Below are records. Copy every line with "accuracy" in it.

** start Given information **

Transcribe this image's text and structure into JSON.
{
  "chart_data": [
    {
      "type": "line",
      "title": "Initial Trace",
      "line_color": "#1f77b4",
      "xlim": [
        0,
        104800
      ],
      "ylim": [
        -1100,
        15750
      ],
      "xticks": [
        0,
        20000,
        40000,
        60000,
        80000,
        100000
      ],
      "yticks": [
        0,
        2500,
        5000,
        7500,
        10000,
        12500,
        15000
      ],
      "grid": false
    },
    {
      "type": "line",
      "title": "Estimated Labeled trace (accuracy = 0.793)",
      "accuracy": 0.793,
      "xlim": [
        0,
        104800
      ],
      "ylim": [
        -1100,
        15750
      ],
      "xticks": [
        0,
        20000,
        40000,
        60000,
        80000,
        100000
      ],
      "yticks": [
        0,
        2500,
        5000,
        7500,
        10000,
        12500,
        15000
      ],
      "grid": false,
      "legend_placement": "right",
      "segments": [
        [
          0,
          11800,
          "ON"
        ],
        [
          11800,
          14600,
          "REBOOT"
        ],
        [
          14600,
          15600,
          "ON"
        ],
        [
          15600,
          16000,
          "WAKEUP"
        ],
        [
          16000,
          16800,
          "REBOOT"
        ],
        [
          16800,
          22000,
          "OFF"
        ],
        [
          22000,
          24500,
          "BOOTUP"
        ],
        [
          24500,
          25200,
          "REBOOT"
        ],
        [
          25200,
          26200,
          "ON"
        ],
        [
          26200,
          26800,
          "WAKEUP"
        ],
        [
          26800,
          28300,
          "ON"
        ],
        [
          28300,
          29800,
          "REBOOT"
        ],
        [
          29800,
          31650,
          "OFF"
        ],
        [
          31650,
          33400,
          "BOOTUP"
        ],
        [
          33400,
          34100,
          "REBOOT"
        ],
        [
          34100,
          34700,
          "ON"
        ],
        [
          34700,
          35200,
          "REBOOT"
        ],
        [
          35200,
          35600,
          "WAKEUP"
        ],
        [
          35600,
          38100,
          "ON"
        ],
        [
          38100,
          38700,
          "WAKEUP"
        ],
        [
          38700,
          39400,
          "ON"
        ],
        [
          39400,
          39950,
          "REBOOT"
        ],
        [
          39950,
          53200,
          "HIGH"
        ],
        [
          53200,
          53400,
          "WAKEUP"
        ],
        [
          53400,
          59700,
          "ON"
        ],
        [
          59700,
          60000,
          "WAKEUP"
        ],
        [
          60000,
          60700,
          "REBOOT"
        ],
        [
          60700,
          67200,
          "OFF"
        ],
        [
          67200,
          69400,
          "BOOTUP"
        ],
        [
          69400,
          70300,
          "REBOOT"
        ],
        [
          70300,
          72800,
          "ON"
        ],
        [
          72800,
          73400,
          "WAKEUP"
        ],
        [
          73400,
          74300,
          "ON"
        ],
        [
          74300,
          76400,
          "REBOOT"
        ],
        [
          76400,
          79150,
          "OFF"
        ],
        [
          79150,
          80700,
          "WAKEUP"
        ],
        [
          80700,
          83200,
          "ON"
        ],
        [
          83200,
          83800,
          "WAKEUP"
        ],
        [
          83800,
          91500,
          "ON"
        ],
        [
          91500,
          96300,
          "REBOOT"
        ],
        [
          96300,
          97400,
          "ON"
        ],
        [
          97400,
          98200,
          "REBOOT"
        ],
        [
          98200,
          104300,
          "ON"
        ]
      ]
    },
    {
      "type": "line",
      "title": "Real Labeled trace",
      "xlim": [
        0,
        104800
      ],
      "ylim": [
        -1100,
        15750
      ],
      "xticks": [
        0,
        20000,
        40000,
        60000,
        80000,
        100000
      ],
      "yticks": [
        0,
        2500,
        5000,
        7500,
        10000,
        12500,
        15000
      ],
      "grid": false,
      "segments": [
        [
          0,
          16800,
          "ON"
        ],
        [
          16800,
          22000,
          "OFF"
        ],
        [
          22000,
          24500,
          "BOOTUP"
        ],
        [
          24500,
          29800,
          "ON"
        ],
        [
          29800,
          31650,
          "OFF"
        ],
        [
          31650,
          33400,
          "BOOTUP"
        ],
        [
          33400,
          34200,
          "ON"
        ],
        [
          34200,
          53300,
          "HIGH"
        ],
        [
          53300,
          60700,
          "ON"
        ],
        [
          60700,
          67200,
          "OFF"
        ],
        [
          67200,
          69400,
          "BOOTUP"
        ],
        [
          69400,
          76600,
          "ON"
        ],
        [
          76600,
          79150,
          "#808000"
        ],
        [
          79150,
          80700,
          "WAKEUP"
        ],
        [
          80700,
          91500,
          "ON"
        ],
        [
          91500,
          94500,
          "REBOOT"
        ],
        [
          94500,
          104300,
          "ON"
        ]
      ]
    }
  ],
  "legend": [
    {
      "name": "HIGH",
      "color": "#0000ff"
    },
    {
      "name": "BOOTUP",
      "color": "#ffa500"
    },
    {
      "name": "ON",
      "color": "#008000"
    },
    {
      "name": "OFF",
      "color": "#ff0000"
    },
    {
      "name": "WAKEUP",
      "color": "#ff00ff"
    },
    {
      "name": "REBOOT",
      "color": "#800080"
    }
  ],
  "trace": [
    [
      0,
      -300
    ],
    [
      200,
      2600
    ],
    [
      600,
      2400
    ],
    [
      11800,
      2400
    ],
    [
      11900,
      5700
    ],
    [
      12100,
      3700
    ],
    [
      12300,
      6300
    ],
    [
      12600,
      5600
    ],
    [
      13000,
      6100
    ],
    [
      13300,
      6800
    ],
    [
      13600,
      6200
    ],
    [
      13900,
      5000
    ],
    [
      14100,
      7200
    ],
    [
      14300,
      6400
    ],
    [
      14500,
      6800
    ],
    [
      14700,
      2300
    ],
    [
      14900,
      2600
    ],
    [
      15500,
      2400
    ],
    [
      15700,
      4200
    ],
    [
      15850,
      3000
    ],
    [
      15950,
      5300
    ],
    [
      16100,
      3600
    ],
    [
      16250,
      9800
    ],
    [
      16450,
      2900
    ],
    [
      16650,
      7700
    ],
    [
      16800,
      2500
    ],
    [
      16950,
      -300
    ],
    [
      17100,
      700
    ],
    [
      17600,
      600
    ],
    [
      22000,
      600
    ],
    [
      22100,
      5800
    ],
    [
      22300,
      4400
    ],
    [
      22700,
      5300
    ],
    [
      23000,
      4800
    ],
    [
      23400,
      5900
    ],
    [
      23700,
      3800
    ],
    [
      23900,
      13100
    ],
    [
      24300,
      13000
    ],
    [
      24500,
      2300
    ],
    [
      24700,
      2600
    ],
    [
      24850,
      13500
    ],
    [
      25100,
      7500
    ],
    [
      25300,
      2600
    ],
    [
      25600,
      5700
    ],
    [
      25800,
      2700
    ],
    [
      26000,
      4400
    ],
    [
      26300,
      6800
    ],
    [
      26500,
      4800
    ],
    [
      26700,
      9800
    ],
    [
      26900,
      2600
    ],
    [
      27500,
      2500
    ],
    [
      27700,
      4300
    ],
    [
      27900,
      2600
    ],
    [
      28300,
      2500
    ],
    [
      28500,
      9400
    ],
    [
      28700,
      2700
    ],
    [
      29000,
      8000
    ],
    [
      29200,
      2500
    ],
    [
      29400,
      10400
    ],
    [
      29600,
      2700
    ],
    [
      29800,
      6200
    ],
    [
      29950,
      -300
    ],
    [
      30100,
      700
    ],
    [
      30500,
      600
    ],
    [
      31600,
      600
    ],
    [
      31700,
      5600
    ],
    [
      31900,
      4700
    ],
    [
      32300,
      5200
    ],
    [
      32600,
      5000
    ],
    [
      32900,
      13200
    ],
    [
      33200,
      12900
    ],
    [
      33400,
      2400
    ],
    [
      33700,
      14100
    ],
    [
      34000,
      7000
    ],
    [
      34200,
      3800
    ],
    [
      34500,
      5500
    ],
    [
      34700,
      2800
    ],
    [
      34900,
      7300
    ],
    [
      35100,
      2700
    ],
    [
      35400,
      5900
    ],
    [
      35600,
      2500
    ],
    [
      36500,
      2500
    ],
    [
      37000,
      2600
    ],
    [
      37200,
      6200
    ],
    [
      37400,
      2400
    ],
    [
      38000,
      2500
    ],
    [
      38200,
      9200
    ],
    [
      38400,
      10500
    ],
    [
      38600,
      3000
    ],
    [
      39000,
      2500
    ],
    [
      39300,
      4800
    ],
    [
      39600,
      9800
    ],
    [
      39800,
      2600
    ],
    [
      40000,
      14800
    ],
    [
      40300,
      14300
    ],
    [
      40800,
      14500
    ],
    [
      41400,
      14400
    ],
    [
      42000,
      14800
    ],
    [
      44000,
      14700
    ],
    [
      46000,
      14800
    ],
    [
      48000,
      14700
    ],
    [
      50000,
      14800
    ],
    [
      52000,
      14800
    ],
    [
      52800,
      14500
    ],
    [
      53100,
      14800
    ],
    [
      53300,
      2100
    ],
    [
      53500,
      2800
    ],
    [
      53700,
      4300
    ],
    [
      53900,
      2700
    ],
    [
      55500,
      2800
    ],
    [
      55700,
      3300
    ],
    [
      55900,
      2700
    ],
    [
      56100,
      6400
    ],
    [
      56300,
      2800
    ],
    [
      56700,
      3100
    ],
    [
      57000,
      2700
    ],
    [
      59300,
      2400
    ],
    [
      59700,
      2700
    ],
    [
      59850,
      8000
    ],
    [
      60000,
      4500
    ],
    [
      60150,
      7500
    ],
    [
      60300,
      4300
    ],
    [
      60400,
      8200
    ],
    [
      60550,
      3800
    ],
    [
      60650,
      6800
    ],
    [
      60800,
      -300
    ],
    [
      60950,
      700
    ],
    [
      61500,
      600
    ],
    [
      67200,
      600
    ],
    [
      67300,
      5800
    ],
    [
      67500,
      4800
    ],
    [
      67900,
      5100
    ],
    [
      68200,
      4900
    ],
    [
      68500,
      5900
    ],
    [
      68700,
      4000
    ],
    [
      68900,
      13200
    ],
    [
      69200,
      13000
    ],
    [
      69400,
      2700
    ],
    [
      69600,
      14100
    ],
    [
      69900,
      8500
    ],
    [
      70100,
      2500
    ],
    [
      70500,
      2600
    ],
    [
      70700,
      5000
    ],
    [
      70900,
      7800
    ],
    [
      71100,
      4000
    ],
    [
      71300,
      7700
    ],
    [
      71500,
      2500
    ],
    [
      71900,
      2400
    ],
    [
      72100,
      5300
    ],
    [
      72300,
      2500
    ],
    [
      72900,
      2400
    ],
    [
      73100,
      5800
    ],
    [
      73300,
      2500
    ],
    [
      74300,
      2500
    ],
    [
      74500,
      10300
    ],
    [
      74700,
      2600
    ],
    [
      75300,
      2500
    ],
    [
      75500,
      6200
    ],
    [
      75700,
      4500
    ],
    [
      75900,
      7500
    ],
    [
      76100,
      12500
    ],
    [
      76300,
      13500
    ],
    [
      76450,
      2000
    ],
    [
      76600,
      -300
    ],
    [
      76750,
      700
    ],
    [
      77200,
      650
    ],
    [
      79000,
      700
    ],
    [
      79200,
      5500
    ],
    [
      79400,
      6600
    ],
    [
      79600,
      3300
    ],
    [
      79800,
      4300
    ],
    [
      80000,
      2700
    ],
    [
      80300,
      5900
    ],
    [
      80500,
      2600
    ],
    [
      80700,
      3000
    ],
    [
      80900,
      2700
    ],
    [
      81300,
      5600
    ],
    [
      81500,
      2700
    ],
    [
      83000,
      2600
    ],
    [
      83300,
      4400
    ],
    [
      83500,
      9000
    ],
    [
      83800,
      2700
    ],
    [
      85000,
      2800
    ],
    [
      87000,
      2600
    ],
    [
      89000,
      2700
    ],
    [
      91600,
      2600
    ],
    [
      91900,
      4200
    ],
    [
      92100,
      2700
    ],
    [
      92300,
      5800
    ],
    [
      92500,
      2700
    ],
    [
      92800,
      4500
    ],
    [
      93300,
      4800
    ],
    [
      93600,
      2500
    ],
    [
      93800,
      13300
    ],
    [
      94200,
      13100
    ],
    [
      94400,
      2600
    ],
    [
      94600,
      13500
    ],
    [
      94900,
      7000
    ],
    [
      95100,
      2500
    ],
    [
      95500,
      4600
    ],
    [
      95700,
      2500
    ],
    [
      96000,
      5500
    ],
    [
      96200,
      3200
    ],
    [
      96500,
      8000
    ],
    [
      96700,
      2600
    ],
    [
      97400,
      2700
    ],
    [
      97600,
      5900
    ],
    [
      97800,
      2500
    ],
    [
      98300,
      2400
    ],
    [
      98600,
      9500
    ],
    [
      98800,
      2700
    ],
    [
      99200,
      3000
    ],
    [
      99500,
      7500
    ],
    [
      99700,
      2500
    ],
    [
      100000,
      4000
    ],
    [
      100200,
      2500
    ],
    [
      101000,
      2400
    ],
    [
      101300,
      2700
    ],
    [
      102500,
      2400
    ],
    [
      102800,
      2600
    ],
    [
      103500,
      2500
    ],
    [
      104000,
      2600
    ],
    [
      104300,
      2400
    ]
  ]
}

** end Given information **

**Result**
      "title": "Estimated Labeled trace (accuracy = 0.793)",
      "accuracy": 0.793,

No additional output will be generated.